* Brief: Select every line containing the word "name" from the material, and copy those lines.

* Provided data:
========================================================================

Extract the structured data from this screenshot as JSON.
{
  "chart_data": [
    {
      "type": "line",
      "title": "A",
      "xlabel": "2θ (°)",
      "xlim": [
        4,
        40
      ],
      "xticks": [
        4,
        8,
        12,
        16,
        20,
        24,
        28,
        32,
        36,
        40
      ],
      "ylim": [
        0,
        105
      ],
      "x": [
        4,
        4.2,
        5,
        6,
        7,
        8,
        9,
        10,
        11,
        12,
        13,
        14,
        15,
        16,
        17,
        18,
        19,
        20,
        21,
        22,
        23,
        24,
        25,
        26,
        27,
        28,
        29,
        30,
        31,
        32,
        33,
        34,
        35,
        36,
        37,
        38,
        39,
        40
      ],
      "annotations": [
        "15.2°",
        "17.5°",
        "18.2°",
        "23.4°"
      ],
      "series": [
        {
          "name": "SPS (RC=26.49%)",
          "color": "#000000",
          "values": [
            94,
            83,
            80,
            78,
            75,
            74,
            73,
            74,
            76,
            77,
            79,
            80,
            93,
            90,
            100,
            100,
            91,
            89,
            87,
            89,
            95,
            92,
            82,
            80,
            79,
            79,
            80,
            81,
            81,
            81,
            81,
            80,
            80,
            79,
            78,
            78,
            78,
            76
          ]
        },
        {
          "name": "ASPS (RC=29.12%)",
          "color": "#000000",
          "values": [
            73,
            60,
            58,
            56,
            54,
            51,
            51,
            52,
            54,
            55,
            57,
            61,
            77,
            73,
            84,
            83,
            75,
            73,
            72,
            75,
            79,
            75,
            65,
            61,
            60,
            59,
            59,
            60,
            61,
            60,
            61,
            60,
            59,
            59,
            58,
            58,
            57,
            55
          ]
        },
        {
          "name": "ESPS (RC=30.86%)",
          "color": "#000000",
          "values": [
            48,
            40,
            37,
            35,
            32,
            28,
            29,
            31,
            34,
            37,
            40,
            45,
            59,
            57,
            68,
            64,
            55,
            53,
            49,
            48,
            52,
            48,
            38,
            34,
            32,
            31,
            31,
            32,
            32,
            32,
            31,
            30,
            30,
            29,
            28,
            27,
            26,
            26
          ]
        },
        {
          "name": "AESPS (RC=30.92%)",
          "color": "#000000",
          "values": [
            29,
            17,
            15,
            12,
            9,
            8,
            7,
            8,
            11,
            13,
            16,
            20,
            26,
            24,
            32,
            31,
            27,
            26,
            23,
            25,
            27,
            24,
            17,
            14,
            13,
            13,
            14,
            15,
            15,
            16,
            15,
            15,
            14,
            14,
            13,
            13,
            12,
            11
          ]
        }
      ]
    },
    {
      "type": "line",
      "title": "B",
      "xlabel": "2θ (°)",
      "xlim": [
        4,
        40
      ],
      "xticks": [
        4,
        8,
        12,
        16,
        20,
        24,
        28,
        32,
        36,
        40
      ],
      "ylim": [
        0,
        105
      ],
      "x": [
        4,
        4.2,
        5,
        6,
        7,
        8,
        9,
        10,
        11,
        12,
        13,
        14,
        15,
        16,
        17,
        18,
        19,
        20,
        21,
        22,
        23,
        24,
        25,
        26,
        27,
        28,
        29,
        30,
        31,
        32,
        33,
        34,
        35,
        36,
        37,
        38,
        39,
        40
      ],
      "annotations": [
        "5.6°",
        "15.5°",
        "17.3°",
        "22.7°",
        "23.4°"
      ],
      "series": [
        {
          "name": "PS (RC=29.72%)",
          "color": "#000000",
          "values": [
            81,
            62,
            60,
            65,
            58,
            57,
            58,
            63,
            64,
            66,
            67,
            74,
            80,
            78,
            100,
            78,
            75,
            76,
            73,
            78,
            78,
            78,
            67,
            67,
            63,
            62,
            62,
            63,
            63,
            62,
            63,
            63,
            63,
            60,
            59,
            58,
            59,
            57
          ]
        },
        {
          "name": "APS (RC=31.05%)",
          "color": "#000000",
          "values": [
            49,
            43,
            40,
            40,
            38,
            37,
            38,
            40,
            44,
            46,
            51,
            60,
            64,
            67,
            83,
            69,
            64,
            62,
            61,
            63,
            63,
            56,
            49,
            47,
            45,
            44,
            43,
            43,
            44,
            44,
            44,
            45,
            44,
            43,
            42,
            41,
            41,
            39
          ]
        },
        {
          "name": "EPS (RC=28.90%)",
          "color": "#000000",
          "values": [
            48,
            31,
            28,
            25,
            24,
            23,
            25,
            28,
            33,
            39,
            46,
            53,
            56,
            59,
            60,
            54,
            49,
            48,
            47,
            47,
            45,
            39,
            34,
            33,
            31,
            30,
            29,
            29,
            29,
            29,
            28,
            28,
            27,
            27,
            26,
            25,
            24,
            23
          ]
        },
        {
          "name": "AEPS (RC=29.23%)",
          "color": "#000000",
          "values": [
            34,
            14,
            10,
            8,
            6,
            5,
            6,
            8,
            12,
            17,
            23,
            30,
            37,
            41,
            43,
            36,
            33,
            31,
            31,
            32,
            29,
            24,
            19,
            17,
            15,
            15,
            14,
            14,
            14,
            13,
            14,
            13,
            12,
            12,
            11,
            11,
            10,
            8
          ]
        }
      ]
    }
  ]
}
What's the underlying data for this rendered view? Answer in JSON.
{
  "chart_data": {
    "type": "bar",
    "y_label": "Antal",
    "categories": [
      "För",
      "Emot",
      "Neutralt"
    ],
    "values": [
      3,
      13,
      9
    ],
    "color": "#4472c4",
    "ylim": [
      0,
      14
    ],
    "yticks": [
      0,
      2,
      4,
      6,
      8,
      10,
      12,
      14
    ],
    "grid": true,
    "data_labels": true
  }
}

========================================================================

* Exercise solution:
          "name": "SPS (RC=26.49%)",
          "name": "ASPS (RC=29.12%)",
          "name": "ESPS (RC=30.86%)",
          "name": "AESPS (RC=30.92%)",
          "name": "PS (RC=29.72%)",
          "name": "APS (RC=31.05%)",
          "name": "EPS (RC=28.90%)",
          "name": "AEPS (RC=29.23%)",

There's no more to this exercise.